▶ JOB
Starting at the line that contains "Give me a plain-text", copy each line through the end of the listing below. Include both ends and output nothing more.

▶ Records from a collection
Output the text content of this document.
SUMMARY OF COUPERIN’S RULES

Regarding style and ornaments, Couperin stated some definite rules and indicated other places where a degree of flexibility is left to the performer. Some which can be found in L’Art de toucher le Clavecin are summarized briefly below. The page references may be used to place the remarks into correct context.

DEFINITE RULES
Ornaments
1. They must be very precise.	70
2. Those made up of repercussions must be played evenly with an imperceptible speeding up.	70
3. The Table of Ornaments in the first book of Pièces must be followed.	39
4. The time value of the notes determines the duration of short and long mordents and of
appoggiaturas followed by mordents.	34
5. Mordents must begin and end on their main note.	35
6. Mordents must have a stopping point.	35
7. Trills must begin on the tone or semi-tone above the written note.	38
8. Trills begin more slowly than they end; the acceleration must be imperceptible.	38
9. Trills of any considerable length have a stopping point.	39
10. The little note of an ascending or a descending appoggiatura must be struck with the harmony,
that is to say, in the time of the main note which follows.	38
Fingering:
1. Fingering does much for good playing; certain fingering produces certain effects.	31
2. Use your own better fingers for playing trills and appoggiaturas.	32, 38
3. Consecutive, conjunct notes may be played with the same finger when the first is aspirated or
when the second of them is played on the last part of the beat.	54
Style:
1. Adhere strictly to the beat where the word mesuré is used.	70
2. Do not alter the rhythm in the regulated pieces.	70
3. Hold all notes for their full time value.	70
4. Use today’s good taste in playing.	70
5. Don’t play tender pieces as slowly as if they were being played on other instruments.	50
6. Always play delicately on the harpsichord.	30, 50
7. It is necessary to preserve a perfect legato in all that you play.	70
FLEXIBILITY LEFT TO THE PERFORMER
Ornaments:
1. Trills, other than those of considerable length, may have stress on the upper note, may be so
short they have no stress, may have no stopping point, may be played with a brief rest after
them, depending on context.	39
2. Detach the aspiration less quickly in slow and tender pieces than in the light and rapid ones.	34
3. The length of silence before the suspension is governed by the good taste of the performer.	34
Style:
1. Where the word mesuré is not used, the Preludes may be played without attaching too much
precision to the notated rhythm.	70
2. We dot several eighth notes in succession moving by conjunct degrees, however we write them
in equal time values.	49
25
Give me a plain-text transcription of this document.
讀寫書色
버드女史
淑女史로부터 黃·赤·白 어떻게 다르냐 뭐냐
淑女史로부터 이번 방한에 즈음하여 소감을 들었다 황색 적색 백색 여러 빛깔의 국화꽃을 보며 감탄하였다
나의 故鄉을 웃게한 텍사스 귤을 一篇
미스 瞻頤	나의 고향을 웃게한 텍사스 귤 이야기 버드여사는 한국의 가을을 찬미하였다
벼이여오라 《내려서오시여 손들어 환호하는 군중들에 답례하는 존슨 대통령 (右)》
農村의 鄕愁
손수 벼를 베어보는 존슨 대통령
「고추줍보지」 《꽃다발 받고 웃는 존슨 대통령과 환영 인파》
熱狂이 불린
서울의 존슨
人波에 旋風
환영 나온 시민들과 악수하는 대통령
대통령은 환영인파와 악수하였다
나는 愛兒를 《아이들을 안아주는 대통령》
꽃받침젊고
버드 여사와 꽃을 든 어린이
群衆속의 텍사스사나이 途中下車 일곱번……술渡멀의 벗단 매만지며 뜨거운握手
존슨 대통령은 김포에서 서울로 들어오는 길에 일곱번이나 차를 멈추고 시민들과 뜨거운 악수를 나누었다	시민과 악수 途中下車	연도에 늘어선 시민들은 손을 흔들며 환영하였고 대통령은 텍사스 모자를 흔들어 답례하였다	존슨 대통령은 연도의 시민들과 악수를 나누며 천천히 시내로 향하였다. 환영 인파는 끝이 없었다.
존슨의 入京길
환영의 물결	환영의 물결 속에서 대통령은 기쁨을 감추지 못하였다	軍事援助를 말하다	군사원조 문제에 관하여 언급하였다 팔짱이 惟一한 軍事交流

▶ WRITTEN SOLUTION
Give me a plain-text transcription of this document.
讀寫書色
버드女史
淑女史로부터 黃·赤·白 어떻게 다르냐 뭐냐
淑女史로부터 이번 방한에 즈음하여 소감을 들었다 황색 적색 백색 여러 빛깔의 국화꽃을 보며 감탄하였다
나의 故鄉을 웃게한 텍사스 귤을 一篇
미스 瞻頤	나의 고향을 웃게한 텍사스 귤 이야기 버드여사는 한국의 가을을 찬미하였다
벼이여오라 《내려서오시여 손들어 환호하는 군중들에 답례하는 존슨 대통령 (右)》
農村의 鄕愁
손수 벼를 베어보는 존슨 대통령
「고추줍보지」 《꽃다발 받고 웃는 존슨 대통령과 환영 인파》
熱狂이 불린
서울의 존슨
人波에 旋風
환영 나온 시민들과 악수하는 대통령
대통령은 환영인파와 악수하였다
나는 愛兒를 《아이들을 안아주는 대통령》
꽃받침젊고
버드 여사와 꽃을 든 어린이
群衆속의 텍사스사나이 途中下車 일곱번……술渡멀의 벗단 매만지며 뜨거운握手
존슨 대통령은 김포에서 서울로 들어오는 길에 일곱번이나 차를 멈추고 시민들과 뜨거운 악수를 나누었다	시민과 악수 途中下車	연도에 늘어선 시민들은 손을 흔들며 환영하였고 대통령은 텍사스 모자를 흔들어 답례하였다	존슨 대통령은 연도의 시민들과 악수를 나누며 천천히 시내로 향하였다. 환영 인파는 끝이 없었다.
존슨의 入京길
환영의 물결	환영의 물결 속에서 대통령은 기쁨을 감추지 못하였다	軍事援助를 말하다	군사원조 문제에 관하여 언급하였다 팔짱이 惟一한 軍事交流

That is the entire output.